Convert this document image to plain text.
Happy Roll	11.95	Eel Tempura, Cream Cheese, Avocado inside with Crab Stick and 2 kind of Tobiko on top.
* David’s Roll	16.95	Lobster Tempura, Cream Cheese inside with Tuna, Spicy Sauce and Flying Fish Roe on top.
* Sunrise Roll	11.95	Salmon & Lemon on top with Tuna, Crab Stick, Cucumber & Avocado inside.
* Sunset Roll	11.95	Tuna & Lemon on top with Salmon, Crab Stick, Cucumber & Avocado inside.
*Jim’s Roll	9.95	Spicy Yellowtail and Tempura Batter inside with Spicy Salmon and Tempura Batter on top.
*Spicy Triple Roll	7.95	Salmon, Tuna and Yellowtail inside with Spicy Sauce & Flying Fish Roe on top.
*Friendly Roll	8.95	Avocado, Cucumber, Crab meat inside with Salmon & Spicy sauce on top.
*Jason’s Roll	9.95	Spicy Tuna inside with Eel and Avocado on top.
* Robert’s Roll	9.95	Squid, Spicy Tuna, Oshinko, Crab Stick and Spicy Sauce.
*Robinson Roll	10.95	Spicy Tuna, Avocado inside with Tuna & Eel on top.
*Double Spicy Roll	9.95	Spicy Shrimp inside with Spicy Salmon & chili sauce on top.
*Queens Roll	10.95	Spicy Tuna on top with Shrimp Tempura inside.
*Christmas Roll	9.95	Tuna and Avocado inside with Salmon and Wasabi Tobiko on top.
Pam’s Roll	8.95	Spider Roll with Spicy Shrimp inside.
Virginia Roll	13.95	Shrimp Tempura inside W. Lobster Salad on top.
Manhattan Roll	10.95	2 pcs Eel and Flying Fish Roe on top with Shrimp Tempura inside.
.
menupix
========================================================================
Set exercise
Output the complete data exactly as written.

Task output
Convert this document image to plain text.
Happy Roll	11.95	Eel Tempura, Cream Cheese, Avocado inside with Crab Stick and 2 kind of Tobiko on top.
* David’s Roll	16.95	Lobster Tempura, Cream Cheese inside with Tuna, Spicy Sauce and Flying Fish Roe on top.
* Sunrise Roll	11.95	Salmon & Lemon on top with Tuna, Crab Stick, Cucumber & Avocado inside.
* Sunset Roll	11.95	Tuna & Lemon on top with Salmon, Crab Stick, Cucumber & Avocado inside.
*Jim’s Roll	9.95	Spicy Yellowtail and Tempura Batter inside with Spicy Salmon and Tempura Batter on top.
*Spicy Triple Roll	7.95	Salmon, Tuna and Yellowtail inside with Spicy Sauce & Flying Fish Roe on top.
*Friendly Roll	8.95	Avocado, Cucumber, Crab meat inside with Salmon & Spicy sauce on top.
*Jason’s Roll	9.95	Spicy Tuna inside with Eel and Avocado on top.
* Robert’s Roll	9.95	Squid, Spicy Tuna, Oshinko, Crab Stick and Spicy Sauce.
*Robinson Roll	10.95	Spicy Tuna, Avocado inside with Tuna & Eel on top.
*Double Spicy Roll	9.95	Spicy Shrimp inside with Spicy Salmon & chili sauce on top.
*Queens Roll	10.95	Spicy Tuna on top with Shrimp Tempura inside.
*Christmas Roll	9.95	Tuna and Avocado inside with Salmon and Wasabi Tobiko on top.
Pam’s Roll	8.95	Spider Roll with Spicy Shrimp inside.
Virginia Roll	13.95	Shrimp Tempura inside W. Lobster Salad on top.
Manhattan Roll	10.95	2 pcs Eel and Flying Fish Roe on top with Shrimp Tempura inside.
.
menupix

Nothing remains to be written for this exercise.